What you will do: Determine how many lines hold "участковых" and give only that number.

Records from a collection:
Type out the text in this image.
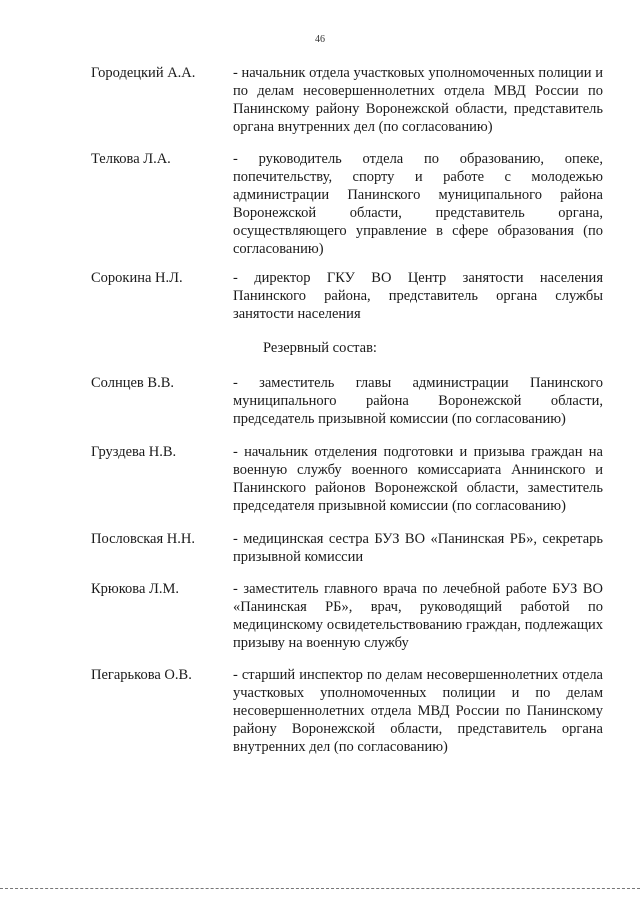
46
Городецкий А.А.	- начальник отдела участковых уполномоченных полиции и по делам несовершеннолетних отдела МВД России по Панинскому району Воронежской области, представитель органа внутренних дел (по согласованию)
Телкова Л.А.	- руководитель отдела по образованию, опеке, попечительству, спорту и работе с молодежью администрации Панинского муниципального района Воронежской области, представитель органа, осуществляющего управление в сфере образования (по согласованию)
Сорокина Н.Л.	- директор ГКУ ВО Центр занятости населения Панинского района, представитель органа службы занятости населения
Резервный состав:
Солнцев В.В.	- заместитель главы администрации Панинского муниципального района Воронежской области, председатель призывной комиссии (по согласованию)
Груздева Н.В.	- начальник отделения подготовки и призыва граждан на военную службу военного комиссариата Аннинского и Панинского районов Воронежской области, заместитель председателя призывной комиссии (по согласованию)
Пословская Н.Н.	- медицинская сестра БУЗ ВО «Панинская РБ», секретарь призывной комиссии
Крюкова Л.М.	- заместитель главного врача по лечебной работе БУЗ ВО «Панинская РБ», врач, руководящий работой по медицинскому освидетельствованию граждан, подлежащих призыву на военную службу
Пегарькова О.В.	- старший инспектор по делам несовершеннолетних отдела участковых уполномоченных полиции и по делам несовершеннолетних отдела МВД России по Панинскому району Воронежской области, представитель органа внутренних дел (по согласованию)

Solution to this exercise: 2